- **MATERIAL FOR THE TASK**:
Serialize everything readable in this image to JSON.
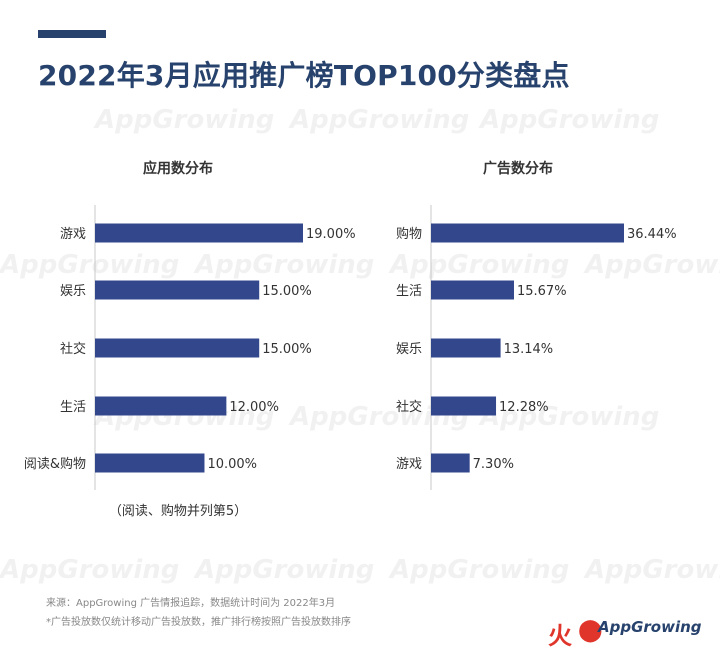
{
  "header": {
    "title": "2022年3月应用推广榜TOP100分类盘点"
  },
  "watermark": "AppGrowing",
  "colors": {
    "accent": "#27436d",
    "bar": "#33478c",
    "brand_red": "#e0352b"
  },
  "left_panel": {
    "title": "应用数分布",
    "note": "（阅读、购物并列第5）"
  },
  "right_panel": {
    "title": "广告数分布"
  },
  "chart_data": [
    {
      "type": "bar",
      "orientation": "horizontal",
      "title": "应用数分布",
      "categories": [
        "游戏",
        "娱乐",
        "社交",
        "生活",
        "阅读&购物"
      ],
      "values": [
        19.0,
        15.0,
        15.0,
        12.0,
        10.0
      ],
      "labels": [
        "19.00%",
        "15.00%",
        "15.00%",
        "12.00%",
        "10.00%"
      ],
      "unit": "%",
      "xlim": [
        0,
        20
      ],
      "grid": false,
      "legend": "none"
    },
    {
      "type": "bar",
      "orientation": "horizontal",
      "title": "广告数分布",
      "categories": [
        "购物",
        "生活",
        "娱乐",
        "社交",
        "游戏"
      ],
      "values": [
        36.44,
        15.67,
        13.14,
        12.28,
        7.3
      ],
      "labels": [
        "36.44%",
        "15.67%",
        "13.14%",
        "12.28%",
        "7.30%"
      ],
      "unit": "%",
      "xlim": [
        0,
        40
      ],
      "grid": false,
      "legend": "none"
    }
  ],
  "footer": {
    "source": "来源：AppGrowing 广告情报追踪，数据统计时间为 2022年3月",
    "note": "*广告投放数仅统计移动广告投放数，推广排行榜按照广告投放数排序",
    "brand_icon": "fire-icon",
    "brand_text": "AppGrowing"
  }
}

- **WORK TO BE COMPLETED**:
Exactly as written, return every line of the listing, but not the pictures.

- **RESPONSE**:
Serialize everything readable in this image to JSON.
{
  "header": {
    "title": "2022年3月应用推广榜TOP100分类盘点"
  },
  "watermark": "AppGrowing",
  "colors": {
    "accent": "#27436d",
    "bar": "#33478c",
    "brand_red": "#e0352b"
  },
  "left_panel": {
    "title": "应用数分布",
    "note": "（阅读、购物并列第5）"
  },
  "right_panel": {
    "title": "广告数分布"
  },
  "chart_data": [
    {
      "type": "bar",
      "orientation": "horizontal",
      "title": "应用数分布",
      "categories": [
        "游戏",
        "娱乐",
        "社交",
        "生活",
        "阅读&购物"
      ],
      "values": [
        19.0,
        15.0,
        15.0,
        12.0,
        10.0
      ],
      "labels": [
        "19.00%",
        "15.00%",
        "15.00%",
        "12.00%",
        "10.00%"
      ],
      "unit": "%",
      "xlim": [
        0,
        20
      ],
      "grid": false,
      "legend": "none"
    },
    {
      "type": "bar",
      "orientation": "horizontal",
      "title": "广告数分布",
      "categories": [
        "购物",
        "生活",
        "娱乐",
        "社交",
        "游戏"
      ],
      "values": [
        36.44,
        15.67,
        13.14,
        12.28,
        7.3
      ],
      "labels": [
        "36.44%",
        "15.67%",
        "13.14%",
        "12.28%",
        "7.30%"
      ],
      "unit": "%",
      "xlim": [
        0,
        40
      ],
      "grid": false,
      "legend": "none"
    }
  ],
  "footer": {
    "source": "来源：AppGrowing 广告情报追踪，数据统计时间为 2022年3月",
    "note": "*广告投放数仅统计移动广告投放数，推广排行榜按照广告投放数排序",
    "brand_icon": "fire-icon",
    "brand_text": "AppGrowing"
  }
}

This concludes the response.